Stated problem: Omit the pictures and output every entry below exactly as written.

[Saved entries]
§
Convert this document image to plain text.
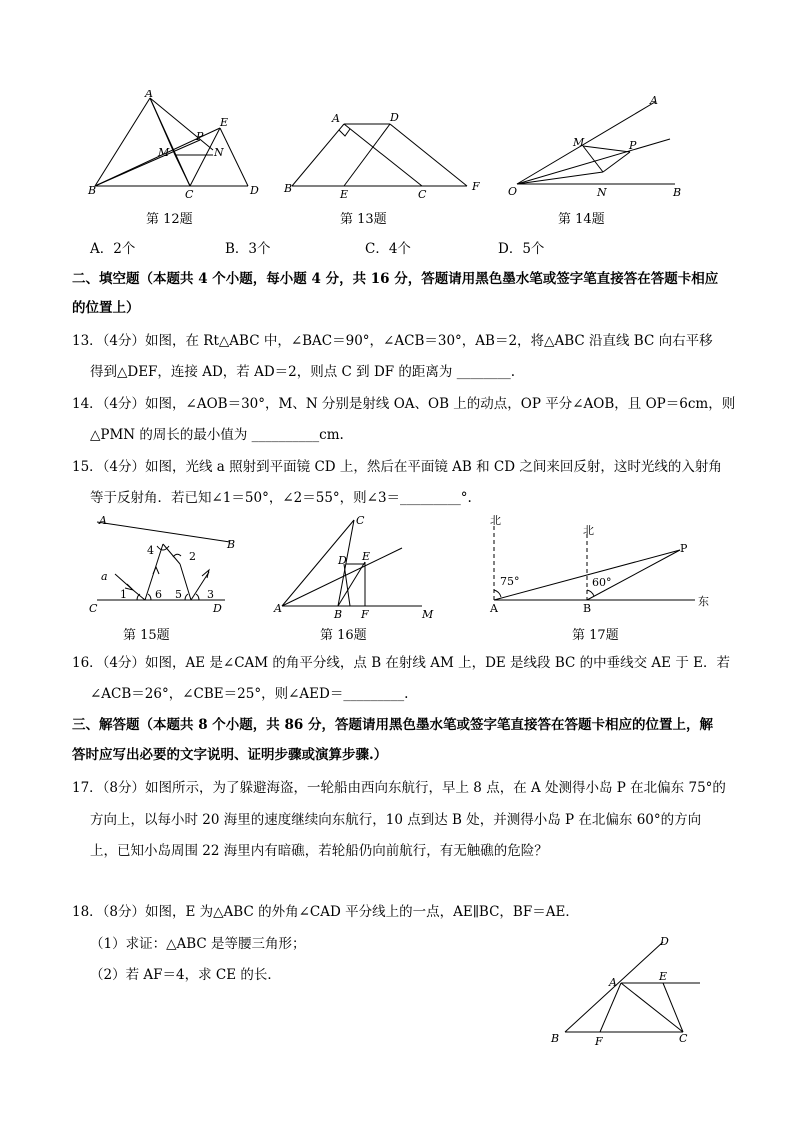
A
B	C	D
E
M	N
P
第 12题
A	D
B	E	C
F
第 13题
A
M	P
O	N	B
第 14题
A．2个	B．3个	C．4个	D．5个
二、填空题（本题共 4 个小题，每小题 4 分，共 16 分，答题请用黑色墨水笔或签字笔直接答在答题卡相应
的位置上）
13．（4分）如图，在 Rt△ABC 中，∠BAC＝90°，∠ACB＝30°，AB＝2，将△ABC 沿直线 BC 向右平移
得到△DEF，连接 AD，若 AD＝2，则点 C 到 DF 的距离为 ________.
14．（4分）如图，∠AOB＝30°，M、N 分别是射线 OA、OB 上的动点，OP 平分∠AOB，且 OP＝6cm，则
△PMN 的周长的最小值为 __________cm.
15．（4分）如图，光线 a 照射到平面镜 CD 上，然后在平面镜 AB 和 CD 之间来回反射，这时光线的入射角
等于反射角．若已知∠1＝50°，∠2＝55°，则∠3＝_________°.
A
B
C	D
a
1
2
3
4
5
6
第 15题
A
C
D E
B F	M
第 16题
北
北
东
A	B
P
75°	60°
第 17题
16．（4分）如图，AE 是∠CAM 的角平分线，点 B 在射线 AM 上，DE 是线段 BC 的中垂线交 AE 于 E．若
∠ACB＝26°，∠CBE＝25°，则∠AED＝_________.
三、解答题（本题共 8 个小题，共 86 分，答题请用黑色墨水笔或签字笔直接答在答题卡相应的位置上，解
答时应写出必要的文字说明、证明步骤或演算步骤.）
17．（8分）如图所示，为了躲避海盗，一轮船由西向东航行，早上 8 点，在 A 处测得小岛 P 在北偏东 75°的
方向上，以每小时 20 海里的速度继续向东航行，10 点到达 B 处，并测得小岛 P 在北偏东 60°的方向
上，已知小岛周围 22 海里内有暗礁，若轮船仍向前航行，有无触礁的危险？
18．（8分）如图，E 为△ABC 的外角∠CAD 平分线上的一点，AE∥BC，BF＝AE．
（1）求证：△ABC 是等腰三角形；
（2）若 AF＝4，求 CE 的长．
D
A	E
B	F	C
§
Problem solution:
Convert this document image to plain text.
A
B	C	D
E
M	N
P
第 12题
A	D
B	E	C
F
第 13题
A
M	P
O	N	B
第 14题
A．2个	B．3个	C．4个	D．5个
二、填空题（本题共 4 个小题，每小题 4 分，共 16 分，答题请用黑色墨水笔或签字笔直接答在答题卡相应
的位置上）
13．（4分）如图，在 Rt△ABC 中，∠BAC＝90°，∠ACB＝30°，AB＝2，将△ABC 沿直线 BC 向右平移
得到△DEF，连接 AD，若 AD＝2，则点 C 到 DF 的距离为 ________.
14．（4分）如图，∠AOB＝30°，M、N 分别是射线 OA、OB 上的动点，OP 平分∠AOB，且 OP＝6cm，则
△PMN 的周长的最小值为 __________cm.
15．（4分）如图，光线 a 照射到平面镜 CD 上，然后在平面镜 AB 和 CD 之间来回反射，这时光线的入射角
等于反射角．若已知∠1＝50°，∠2＝55°，则∠3＝_________°.
A
B
C	D
a
1
2
3
4
5
6
第 15题
A
C
D E
B F	M
第 16题
北
北
东
A	B
P
75°	60°
第 17题
16．（4分）如图，AE 是∠CAM 的角平分线，点 B 在射线 AM 上，DE 是线段 BC 的中垂线交 AE 于 E．若
∠ACB＝26°，∠CBE＝25°，则∠AED＝_________.
三、解答题（本题共 8 个小题，共 86 分，答题请用黑色墨水笔或签字笔直接答在答题卡相应的位置上，解
答时应写出必要的文字说明、证明步骤或演算步骤.）
17．（8分）如图所示，为了躲避海盗，一轮船由西向东航行，早上 8 点，在 A 处测得小岛 P 在北偏东 75°的
方向上，以每小时 20 海里的速度继续向东航行，10 点到达 B 处，并测得小岛 P 在北偏东 60°的方向
上，已知小岛周围 22 海里内有暗礁，若轮船仍向前航行，有无触礁的危险？
18．（8分）如图，E 为△ABC 的外角∠CAD 平分线上的一点，AE∥BC，BF＝AE．
（1）求证：△ABC 是等腰三角形；
（2）若 AF＝4，求 CE 的长．
D
A	E
B	F	C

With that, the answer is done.